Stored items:
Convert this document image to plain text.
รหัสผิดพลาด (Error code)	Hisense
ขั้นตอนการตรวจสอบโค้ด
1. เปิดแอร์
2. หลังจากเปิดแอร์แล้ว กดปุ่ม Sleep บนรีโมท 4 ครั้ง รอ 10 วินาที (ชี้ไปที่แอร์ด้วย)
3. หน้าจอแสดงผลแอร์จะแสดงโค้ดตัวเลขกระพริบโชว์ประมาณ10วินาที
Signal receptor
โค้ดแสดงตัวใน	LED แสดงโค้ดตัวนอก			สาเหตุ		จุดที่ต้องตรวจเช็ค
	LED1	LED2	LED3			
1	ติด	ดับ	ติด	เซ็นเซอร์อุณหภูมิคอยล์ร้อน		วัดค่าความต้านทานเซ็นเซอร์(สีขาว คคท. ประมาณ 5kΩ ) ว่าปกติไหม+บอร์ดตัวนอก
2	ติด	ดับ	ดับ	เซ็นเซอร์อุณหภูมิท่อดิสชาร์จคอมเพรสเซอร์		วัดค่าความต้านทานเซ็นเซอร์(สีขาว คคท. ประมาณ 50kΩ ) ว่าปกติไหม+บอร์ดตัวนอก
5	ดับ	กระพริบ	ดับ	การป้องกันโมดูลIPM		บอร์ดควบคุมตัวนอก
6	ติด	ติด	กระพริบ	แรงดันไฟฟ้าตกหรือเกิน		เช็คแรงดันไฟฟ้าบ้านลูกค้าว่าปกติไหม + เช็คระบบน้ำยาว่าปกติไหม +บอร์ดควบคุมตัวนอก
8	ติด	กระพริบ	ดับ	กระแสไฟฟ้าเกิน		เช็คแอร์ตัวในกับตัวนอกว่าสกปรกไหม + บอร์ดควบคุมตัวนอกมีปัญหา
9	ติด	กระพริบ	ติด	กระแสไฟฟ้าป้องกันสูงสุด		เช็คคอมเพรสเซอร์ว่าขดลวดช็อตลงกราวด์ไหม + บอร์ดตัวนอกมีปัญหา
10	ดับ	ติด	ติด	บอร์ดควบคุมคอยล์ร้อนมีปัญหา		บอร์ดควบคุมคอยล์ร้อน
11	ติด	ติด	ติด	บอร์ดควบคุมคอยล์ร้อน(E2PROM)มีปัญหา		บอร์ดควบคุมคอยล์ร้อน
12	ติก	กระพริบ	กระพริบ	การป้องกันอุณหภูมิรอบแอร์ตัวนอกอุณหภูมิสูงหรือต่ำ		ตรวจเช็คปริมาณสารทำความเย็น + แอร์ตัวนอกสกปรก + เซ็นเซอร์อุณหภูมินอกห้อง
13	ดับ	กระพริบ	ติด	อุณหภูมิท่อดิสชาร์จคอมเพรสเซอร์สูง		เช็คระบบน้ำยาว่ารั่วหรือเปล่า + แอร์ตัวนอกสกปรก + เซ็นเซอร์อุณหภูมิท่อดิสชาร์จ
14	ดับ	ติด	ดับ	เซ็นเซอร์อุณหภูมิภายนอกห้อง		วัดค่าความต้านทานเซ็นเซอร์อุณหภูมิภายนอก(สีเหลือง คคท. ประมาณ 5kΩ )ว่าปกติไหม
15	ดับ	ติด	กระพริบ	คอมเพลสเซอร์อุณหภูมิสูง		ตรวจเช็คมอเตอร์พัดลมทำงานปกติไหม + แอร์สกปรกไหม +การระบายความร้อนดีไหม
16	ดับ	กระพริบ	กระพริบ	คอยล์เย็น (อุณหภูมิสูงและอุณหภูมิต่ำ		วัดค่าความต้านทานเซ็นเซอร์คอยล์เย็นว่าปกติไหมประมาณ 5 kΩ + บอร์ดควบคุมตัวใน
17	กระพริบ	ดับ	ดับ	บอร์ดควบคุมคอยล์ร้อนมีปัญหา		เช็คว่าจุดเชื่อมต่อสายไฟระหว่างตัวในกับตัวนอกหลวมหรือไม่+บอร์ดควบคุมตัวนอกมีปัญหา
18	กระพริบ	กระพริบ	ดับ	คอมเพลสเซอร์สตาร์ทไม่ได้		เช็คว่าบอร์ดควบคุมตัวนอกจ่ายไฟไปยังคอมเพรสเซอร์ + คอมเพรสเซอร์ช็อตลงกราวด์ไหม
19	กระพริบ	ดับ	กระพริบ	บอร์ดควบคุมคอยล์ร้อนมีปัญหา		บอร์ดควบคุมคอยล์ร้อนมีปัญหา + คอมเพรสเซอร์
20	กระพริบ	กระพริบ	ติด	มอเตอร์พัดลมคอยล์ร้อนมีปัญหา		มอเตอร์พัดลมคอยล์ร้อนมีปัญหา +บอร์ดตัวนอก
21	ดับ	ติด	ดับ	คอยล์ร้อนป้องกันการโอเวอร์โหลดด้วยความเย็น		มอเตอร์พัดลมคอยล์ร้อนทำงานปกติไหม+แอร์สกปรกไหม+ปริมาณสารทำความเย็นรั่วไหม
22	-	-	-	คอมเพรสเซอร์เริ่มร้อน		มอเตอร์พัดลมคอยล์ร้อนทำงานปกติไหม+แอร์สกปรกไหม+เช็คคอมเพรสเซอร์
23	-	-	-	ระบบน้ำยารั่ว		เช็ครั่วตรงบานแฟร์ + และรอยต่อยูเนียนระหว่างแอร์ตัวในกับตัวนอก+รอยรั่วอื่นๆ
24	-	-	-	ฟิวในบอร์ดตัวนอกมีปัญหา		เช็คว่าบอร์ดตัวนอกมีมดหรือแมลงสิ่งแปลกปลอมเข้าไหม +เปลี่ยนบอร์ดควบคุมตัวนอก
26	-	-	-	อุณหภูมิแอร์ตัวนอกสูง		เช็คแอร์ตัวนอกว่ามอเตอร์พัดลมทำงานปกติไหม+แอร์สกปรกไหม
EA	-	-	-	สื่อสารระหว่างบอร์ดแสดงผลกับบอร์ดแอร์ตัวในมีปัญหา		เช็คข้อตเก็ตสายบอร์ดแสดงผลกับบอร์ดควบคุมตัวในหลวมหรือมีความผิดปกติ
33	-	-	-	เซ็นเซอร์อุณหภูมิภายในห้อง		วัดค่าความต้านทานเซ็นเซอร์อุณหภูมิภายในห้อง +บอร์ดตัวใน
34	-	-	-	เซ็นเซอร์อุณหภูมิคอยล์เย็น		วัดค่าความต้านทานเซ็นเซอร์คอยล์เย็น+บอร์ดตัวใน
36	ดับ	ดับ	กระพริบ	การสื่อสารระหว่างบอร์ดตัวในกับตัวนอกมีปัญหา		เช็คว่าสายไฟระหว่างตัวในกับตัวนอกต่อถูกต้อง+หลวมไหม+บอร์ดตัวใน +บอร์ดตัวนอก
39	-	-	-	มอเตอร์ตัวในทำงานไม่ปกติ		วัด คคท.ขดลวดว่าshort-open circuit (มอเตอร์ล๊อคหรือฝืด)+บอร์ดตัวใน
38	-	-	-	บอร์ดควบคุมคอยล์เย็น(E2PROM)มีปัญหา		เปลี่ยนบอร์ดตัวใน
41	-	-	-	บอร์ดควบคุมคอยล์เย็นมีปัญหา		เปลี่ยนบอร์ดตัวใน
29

WHAT IS ASKED: Transcribe the whole listing exactly.

PROBLEM SOLUTION:
Convert this document image to plain text.
รหัสผิดพลาด (Error code)	Hisense
ขั้นตอนการตรวจสอบโค้ด
1. เปิดแอร์
2. หลังจากเปิดแอร์แล้ว กดปุ่ม Sleep บนรีโมท 4 ครั้ง รอ 10 วินาที (ชี้ไปที่แอร์ด้วย)
3. หน้าจอแสดงผลแอร์จะแสดงโค้ดตัวเลขกระพริบโชว์ประมาณ10วินาที
Signal receptor
โค้ดแสดงตัวใน	LED แสดงโค้ดตัวนอก			สาเหตุ		จุดที่ต้องตรวจเช็ค
	LED1	LED2	LED3			
1	ติด	ดับ	ติด	เซ็นเซอร์อุณหภูมิคอยล์ร้อน		วัดค่าความต้านทานเซ็นเซอร์(สีขาว คคท. ประมาณ 5kΩ ) ว่าปกติไหม+บอร์ดตัวนอก
2	ติด	ดับ	ดับ	เซ็นเซอร์อุณหภูมิท่อดิสชาร์จคอมเพรสเซอร์		วัดค่าความต้านทานเซ็นเซอร์(สีขาว คคท. ประมาณ 50kΩ ) ว่าปกติไหม+บอร์ดตัวนอก
5	ดับ	กระพริบ	ดับ	การป้องกันโมดูลIPM		บอร์ดควบคุมตัวนอก
6	ติด	ติด	กระพริบ	แรงดันไฟฟ้าตกหรือเกิน		เช็คแรงดันไฟฟ้าบ้านลูกค้าว่าปกติไหม + เช็คระบบน้ำยาว่าปกติไหม +บอร์ดควบคุมตัวนอก
8	ติด	กระพริบ	ดับ	กระแสไฟฟ้าเกิน		เช็คแอร์ตัวในกับตัวนอกว่าสกปรกไหม + บอร์ดควบคุมตัวนอกมีปัญหา
9	ติด	กระพริบ	ติด	กระแสไฟฟ้าป้องกันสูงสุด		เช็คคอมเพรสเซอร์ว่าขดลวดช็อตลงกราวด์ไหม + บอร์ดตัวนอกมีปัญหา
10	ดับ	ติด	ติด	บอร์ดควบคุมคอยล์ร้อนมีปัญหา		บอร์ดควบคุมคอยล์ร้อน
11	ติด	ติด	ติด	บอร์ดควบคุมคอยล์ร้อน(E2PROM)มีปัญหา		บอร์ดควบคุมคอยล์ร้อน
12	ติก	กระพริบ	กระพริบ	การป้องกันอุณหภูมิรอบแอร์ตัวนอกอุณหภูมิสูงหรือต่ำ		ตรวจเช็คปริมาณสารทำความเย็น + แอร์ตัวนอกสกปรก + เซ็นเซอร์อุณหภูมินอกห้อง
13	ดับ	กระพริบ	ติด	อุณหภูมิท่อดิสชาร์จคอมเพรสเซอร์สูง		เช็คระบบน้ำยาว่ารั่วหรือเปล่า + แอร์ตัวนอกสกปรก + เซ็นเซอร์อุณหภูมิท่อดิสชาร์จ
14	ดับ	ติด	ดับ	เซ็นเซอร์อุณหภูมิภายนอกห้อง		วัดค่าความต้านทานเซ็นเซอร์อุณหภูมิภายนอก(สีเหลือง คคท. ประมาณ 5kΩ )ว่าปกติไหม
15	ดับ	ติด	กระพริบ	คอมเพลสเซอร์อุณหภูมิสูง		ตรวจเช็คมอเตอร์พัดลมทำงานปกติไหม + แอร์สกปรกไหม +การระบายความร้อนดีไหม
16	ดับ	กระพริบ	กระพริบ	คอยล์เย็น (อุณหภูมิสูงและอุณหภูมิต่ำ		วัดค่าความต้านทานเซ็นเซอร์คอยล์เย็นว่าปกติไหมประมาณ 5 kΩ + บอร์ดควบคุมตัวใน
17	กระพริบ	ดับ	ดับ	บอร์ดควบคุมคอยล์ร้อนมีปัญหา		เช็คว่าจุดเชื่อมต่อสายไฟระหว่างตัวในกับตัวนอกหลวมหรือไม่+บอร์ดควบคุมตัวนอกมีปัญหา
18	กระพริบ	กระพริบ	ดับ	คอมเพลสเซอร์สตาร์ทไม่ได้		เช็คว่าบอร์ดควบคุมตัวนอกจ่ายไฟไปยังคอมเพรสเซอร์ + คอมเพรสเซอร์ช็อตลงกราวด์ไหม
19	กระพริบ	ดับ	กระพริบ	บอร์ดควบคุมคอยล์ร้อนมีปัญหา		บอร์ดควบคุมคอยล์ร้อนมีปัญหา + คอมเพรสเซอร์
20	กระพริบ	กระพริบ	ติด	มอเตอร์พัดลมคอยล์ร้อนมีปัญหา		มอเตอร์พัดลมคอยล์ร้อนมีปัญหา +บอร์ดตัวนอก
21	ดับ	ติด	ดับ	คอยล์ร้อนป้องกันการโอเวอร์โหลดด้วยความเย็น		มอเตอร์พัดลมคอยล์ร้อนทำงานปกติไหม+แอร์สกปรกไหม+ปริมาณสารทำความเย็นรั่วไหม
22	-	-	-	คอมเพรสเซอร์เริ่มร้อน		มอเตอร์พัดลมคอยล์ร้อนทำงานปกติไหม+แอร์สกปรกไหม+เช็คคอมเพรสเซอร์
23	-	-	-	ระบบน้ำยารั่ว		เช็ครั่วตรงบานแฟร์ + และรอยต่อยูเนียนระหว่างแอร์ตัวในกับตัวนอก+รอยรั่วอื่นๆ
24	-	-	-	ฟิวในบอร์ดตัวนอกมีปัญหา		เช็คว่าบอร์ดตัวนอกมีมดหรือแมลงสิ่งแปลกปลอมเข้าไหม +เปลี่ยนบอร์ดควบคุมตัวนอก
26	-	-	-	อุณหภูมิแอร์ตัวนอกสูง		เช็คแอร์ตัวนอกว่ามอเตอร์พัดลมทำงานปกติไหม+แอร์สกปรกไหม
EA	-	-	-	สื่อสารระหว่างบอร์ดแสดงผลกับบอร์ดแอร์ตัวในมีปัญหา		เช็คข้อตเก็ตสายบอร์ดแสดงผลกับบอร์ดควบคุมตัวในหลวมหรือมีความผิดปกติ
33	-	-	-	เซ็นเซอร์อุณหภูมิภายในห้อง		วัดค่าความต้านทานเซ็นเซอร์อุณหภูมิภายในห้อง +บอร์ดตัวใน
34	-	-	-	เซ็นเซอร์อุณหภูมิคอยล์เย็น		วัดค่าความต้านทานเซ็นเซอร์คอยล์เย็น+บอร์ดตัวใน
36	ดับ	ดับ	กระพริบ	การสื่อสารระหว่างบอร์ดตัวในกับตัวนอกมีปัญหา		เช็คว่าสายไฟระหว่างตัวในกับตัวนอกต่อถูกต้อง+หลวมไหม+บอร์ดตัวใน +บอร์ดตัวนอก
39	-	-	-	มอเตอร์ตัวในทำงานไม่ปกติ		วัด คคท.ขดลวดว่าshort-open circuit (มอเตอร์ล๊อคหรือฝืด)+บอร์ดตัวใน
38	-	-	-	บอร์ดควบคุมคอยล์เย็น(E2PROM)มีปัญหา		เปลี่ยนบอร์ดตัวใน
41	-	-	-	บอร์ดควบคุมคอยล์เย็นมีปัญหา		เปลี่ยนบอร์ดตัวใน
29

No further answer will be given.